=== DATA FOR THIS EXERCISE ===

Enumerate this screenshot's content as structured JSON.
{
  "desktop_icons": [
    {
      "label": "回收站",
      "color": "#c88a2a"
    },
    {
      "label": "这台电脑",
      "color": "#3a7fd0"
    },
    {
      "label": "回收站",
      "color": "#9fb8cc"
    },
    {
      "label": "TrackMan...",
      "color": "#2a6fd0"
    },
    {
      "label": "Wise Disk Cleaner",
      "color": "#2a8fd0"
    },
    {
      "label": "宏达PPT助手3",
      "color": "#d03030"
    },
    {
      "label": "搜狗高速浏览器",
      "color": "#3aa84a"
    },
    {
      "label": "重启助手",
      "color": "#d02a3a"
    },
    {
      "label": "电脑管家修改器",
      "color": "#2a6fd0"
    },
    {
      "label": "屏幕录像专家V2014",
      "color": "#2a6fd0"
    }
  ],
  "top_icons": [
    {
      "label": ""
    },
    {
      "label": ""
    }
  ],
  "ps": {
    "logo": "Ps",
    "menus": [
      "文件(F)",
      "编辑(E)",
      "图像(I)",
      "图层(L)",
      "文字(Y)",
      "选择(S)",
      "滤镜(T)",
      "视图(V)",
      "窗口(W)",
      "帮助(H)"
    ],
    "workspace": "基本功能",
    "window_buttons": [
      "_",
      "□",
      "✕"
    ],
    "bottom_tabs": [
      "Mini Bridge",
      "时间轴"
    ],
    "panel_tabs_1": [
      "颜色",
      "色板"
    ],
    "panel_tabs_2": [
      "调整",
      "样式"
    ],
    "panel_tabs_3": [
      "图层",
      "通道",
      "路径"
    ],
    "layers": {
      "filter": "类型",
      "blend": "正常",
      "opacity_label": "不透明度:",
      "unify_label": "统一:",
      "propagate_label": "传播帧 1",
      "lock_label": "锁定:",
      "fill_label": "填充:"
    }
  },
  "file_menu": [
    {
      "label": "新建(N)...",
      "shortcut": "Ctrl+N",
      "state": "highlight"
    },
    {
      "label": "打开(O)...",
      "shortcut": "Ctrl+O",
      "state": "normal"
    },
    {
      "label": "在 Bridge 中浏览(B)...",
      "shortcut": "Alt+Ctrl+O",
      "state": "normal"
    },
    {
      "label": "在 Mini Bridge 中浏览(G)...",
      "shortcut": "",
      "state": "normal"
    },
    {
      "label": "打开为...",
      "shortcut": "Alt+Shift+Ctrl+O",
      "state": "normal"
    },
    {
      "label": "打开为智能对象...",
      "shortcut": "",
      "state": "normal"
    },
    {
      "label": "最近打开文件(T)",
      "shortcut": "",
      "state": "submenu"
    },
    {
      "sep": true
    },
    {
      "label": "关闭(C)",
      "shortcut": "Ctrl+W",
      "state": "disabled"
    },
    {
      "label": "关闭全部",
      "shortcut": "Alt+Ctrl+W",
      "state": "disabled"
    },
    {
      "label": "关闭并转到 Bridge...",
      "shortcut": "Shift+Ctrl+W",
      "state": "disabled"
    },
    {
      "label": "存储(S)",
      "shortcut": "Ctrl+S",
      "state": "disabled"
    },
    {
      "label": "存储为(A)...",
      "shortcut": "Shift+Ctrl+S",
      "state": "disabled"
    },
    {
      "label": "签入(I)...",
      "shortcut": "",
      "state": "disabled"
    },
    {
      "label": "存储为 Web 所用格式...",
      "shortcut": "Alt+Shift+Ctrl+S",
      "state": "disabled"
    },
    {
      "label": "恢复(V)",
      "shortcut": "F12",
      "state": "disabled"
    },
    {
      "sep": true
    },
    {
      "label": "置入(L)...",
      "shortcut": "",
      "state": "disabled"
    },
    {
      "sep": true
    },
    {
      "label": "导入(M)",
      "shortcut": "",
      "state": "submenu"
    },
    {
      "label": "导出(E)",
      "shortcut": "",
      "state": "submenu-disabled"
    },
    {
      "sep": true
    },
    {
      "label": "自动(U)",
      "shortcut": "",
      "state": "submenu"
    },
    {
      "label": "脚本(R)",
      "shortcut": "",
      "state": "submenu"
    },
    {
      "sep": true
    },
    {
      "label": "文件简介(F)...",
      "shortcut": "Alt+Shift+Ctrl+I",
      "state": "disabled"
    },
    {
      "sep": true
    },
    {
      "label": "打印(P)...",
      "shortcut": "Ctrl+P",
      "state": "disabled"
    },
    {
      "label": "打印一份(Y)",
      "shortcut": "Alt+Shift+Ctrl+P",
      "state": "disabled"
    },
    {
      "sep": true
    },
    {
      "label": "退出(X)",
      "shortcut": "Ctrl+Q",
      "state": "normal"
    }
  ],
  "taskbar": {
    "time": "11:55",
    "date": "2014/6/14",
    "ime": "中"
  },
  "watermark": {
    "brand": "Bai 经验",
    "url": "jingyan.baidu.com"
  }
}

===

* _INSTRUCTIONS TO FOLLOW_
Restate all of the entries above precisely.

* _RESULT_
Enumerate this screenshot's content as structured JSON.
{
  "desktop_icons": [
    {
      "label": "回收站",
      "color": "#c88a2a"
    },
    {
      "label": "这台电脑",
      "color": "#3a7fd0"
    },
    {
      "label": "回收站",
      "color": "#9fb8cc"
    },
    {
      "label": "TrackMan...",
      "color": "#2a6fd0"
    },
    {
      "label": "Wise Disk Cleaner",
      "color": "#2a8fd0"
    },
    {
      "label": "宏达PPT助手3",
      "color": "#d03030"
    },
    {
      "label": "搜狗高速浏览器",
      "color": "#3aa84a"
    },
    {
      "label": "重启助手",
      "color": "#d02a3a"
    },
    {
      "label": "电脑管家修改器",
      "color": "#2a6fd0"
    },
    {
      "label": "屏幕录像专家V2014",
      "color": "#2a6fd0"
    }
  ],
  "top_icons": [
    {
      "label": ""
    },
    {
      "label": ""
    }
  ],
  "ps": {
    "logo": "Ps",
    "menus": [
      "文件(F)",
      "编辑(E)",
      "图像(I)",
      "图层(L)",
      "文字(Y)",
      "选择(S)",
      "滤镜(T)",
      "视图(V)",
      "窗口(W)",
      "帮助(H)"
    ],
    "workspace": "基本功能",
    "window_buttons": [
      "_",
      "□",
      "✕"
    ],
    "bottom_tabs": [
      "Mini Bridge",
      "时间轴"
    ],
    "panel_tabs_1": [
      "颜色",
      "色板"
    ],
    "panel_tabs_2": [
      "调整",
      "样式"
    ],
    "panel_tabs_3": [
      "图层",
      "通道",
      "路径"
    ],
    "layers": {
      "filter": "类型",
      "blend": "正常",
      "opacity_label": "不透明度:",
      "unify_label": "统一:",
      "propagate_label": "传播帧 1",
      "lock_label": "锁定:",
      "fill_label": "填充:"
    }
  },
  "file_menu": [
    {
      "label": "新建(N)...",
      "shortcut": "Ctrl+N",
      "state": "highlight"
    },
    {
      "label": "打开(O)...",
      "shortcut": "Ctrl+O",
      "state": "normal"
    },
    {
      "label": "在 Bridge 中浏览(B)...",
      "shortcut": "Alt+Ctrl+O",
      "state": "normal"
    },
    {
      "label": "在 Mini Bridge 中浏览(G)...",
      "shortcut": "",
      "state": "normal"
    },
    {
      "label": "打开为...",
      "shortcut": "Alt+Shift+Ctrl+O",
      "state": "normal"
    },
    {
      "label": "打开为智能对象...",
      "shortcut": "",
      "state": "normal"
    },
    {
      "label": "最近打开文件(T)",
      "shortcut": "",
      "state": "submenu"
    },
    {
      "sep": true
    },
    {
      "label": "关闭(C)",
      "shortcut": "Ctrl+W",
      "state": "disabled"
    },
    {
      "label": "关闭全部",
      "shortcut": "Alt+Ctrl+W",
      "state": "disabled"
    },
    {
      "label": "关闭并转到 Bridge...",
      "shortcut": "Shift+Ctrl+W",
      "state": "disabled"
    },
    {
      "label": "存储(S)",
      "shortcut": "Ctrl+S",
      "state": "disabled"
    },
    {
      "label": "存储为(A)...",
      "shortcut": "Shift+Ctrl+S",
      "state": "disabled"
    },
    {
      "label": "签入(I)...",
      "shortcut": "",
      "state": "disabled"
    },
    {
      "label": "存储为 Web 所用格式...",
      "shortcut": "Alt+Shift+Ctrl+S",
      "state": "disabled"
    },
    {
      "label": "恢复(V)",
      "shortcut": "F12",
      "state": "disabled"
    },
    {
      "sep": true
    },
    {
      "label": "置入(L)...",
      "shortcut": "",
      "state": "disabled"
    },
    {
      "sep": true
    },
    {
      "label": "导入(M)",
      "shortcut": "",
      "state": "submenu"
    },
    {
      "label": "导出(E)",
      "shortcut": "",
      "state": "submenu-disabled"
    },
    {
      "sep": true
    },
    {
      "label": "自动(U)",
      "shortcut": "",
      "state": "submenu"
    },
    {
      "label": "脚本(R)",
      "shortcut": "",
      "state": "submenu"
    },
    {
      "sep": true
    },
    {
      "label": "文件简介(F)...",
      "shortcut": "Alt+Shift+Ctrl+I",
      "state": "disabled"
    },
    {
      "sep": true
    },
    {
      "label": "打印(P)...",
      "shortcut": "Ctrl+P",
      "state": "disabled"
    },
    {
      "label": "打印一份(Y)",
      "shortcut": "Alt+Shift+Ctrl+P",
      "state": "disabled"
    },
    {
      "sep": true
    },
    {
      "label": "退出(X)",
      "shortcut": "Ctrl+Q",
      "state": "normal"
    }
  ],
  "taskbar": {
    "time": "11:55",
    "date": "2014/6/14",
    "ime": "中"
  },
  "watermark": {
    "brand": "Bai 经验",
    "url": "jingyan.baidu.com"
  }
}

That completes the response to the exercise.